+++ EXERCISE MATERIAL

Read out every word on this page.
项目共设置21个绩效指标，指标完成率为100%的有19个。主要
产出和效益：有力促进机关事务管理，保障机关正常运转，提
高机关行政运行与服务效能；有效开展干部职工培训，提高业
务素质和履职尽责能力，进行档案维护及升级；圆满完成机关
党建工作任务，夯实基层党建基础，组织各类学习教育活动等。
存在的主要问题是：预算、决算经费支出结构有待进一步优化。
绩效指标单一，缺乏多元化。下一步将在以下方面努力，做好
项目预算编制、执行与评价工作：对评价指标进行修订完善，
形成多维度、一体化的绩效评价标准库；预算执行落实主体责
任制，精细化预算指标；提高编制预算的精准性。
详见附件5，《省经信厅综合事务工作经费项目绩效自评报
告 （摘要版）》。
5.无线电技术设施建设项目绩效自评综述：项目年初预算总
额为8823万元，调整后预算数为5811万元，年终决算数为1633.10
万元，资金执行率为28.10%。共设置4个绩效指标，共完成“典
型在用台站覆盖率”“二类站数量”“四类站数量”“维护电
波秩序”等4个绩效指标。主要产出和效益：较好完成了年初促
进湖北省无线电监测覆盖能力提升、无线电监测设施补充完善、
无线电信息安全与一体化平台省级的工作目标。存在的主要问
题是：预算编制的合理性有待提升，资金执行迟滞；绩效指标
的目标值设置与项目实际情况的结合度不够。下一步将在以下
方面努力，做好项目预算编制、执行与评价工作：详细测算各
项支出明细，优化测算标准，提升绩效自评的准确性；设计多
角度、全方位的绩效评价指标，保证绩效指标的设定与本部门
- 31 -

++++++

— TASK BRIEF —
Write out every entry again exactly, please, with nothing missing.

— RESULT BELOW —
Read out every word on this page.
项目共设置21个绩效指标，指标完成率为100%的有19个。主要
产出和效益：有力促进机关事务管理，保障机关正常运转，提
高机关行政运行与服务效能；有效开展干部职工培训，提高业
务素质和履职尽责能力，进行档案维护及升级；圆满完成机关
党建工作任务，夯实基层党建基础，组织各类学习教育活动等。
存在的主要问题是：预算、决算经费支出结构有待进一步优化。
绩效指标单一，缺乏多元化。下一步将在以下方面努力，做好
项目预算编制、执行与评价工作：对评价指标进行修订完善，
形成多维度、一体化的绩效评价标准库；预算执行落实主体责
任制，精细化预算指标；提高编制预算的精准性。
详见附件5，《省经信厅综合事务工作经费项目绩效自评报
告 （摘要版）》。
5.无线电技术设施建设项目绩效自评综述：项目年初预算总
额为8823万元，调整后预算数为5811万元，年终决算数为1633.10
万元，资金执行率为28.10%。共设置4个绩效指标，共完成“典
型在用台站覆盖率”“二类站数量”“四类站数量”“维护电
波秩序”等4个绩效指标。主要产出和效益：较好完成了年初促
进湖北省无线电监测覆盖能力提升、无线电监测设施补充完善、
无线电信息安全与一体化平台省级的工作目标。存在的主要问
题是：预算编制的合理性有待提升，资金执行迟滞；绩效指标
的目标值设置与项目实际情况的结合度不够。下一步将在以下
方面努力，做好项目预算编制、执行与评价工作：详细测算各
项支出明细，优化测算标准，提升绩效自评的准确性；设计多
角度、全方位的绩效评价指标，保证绩效指标的设定与本部门
- 31 -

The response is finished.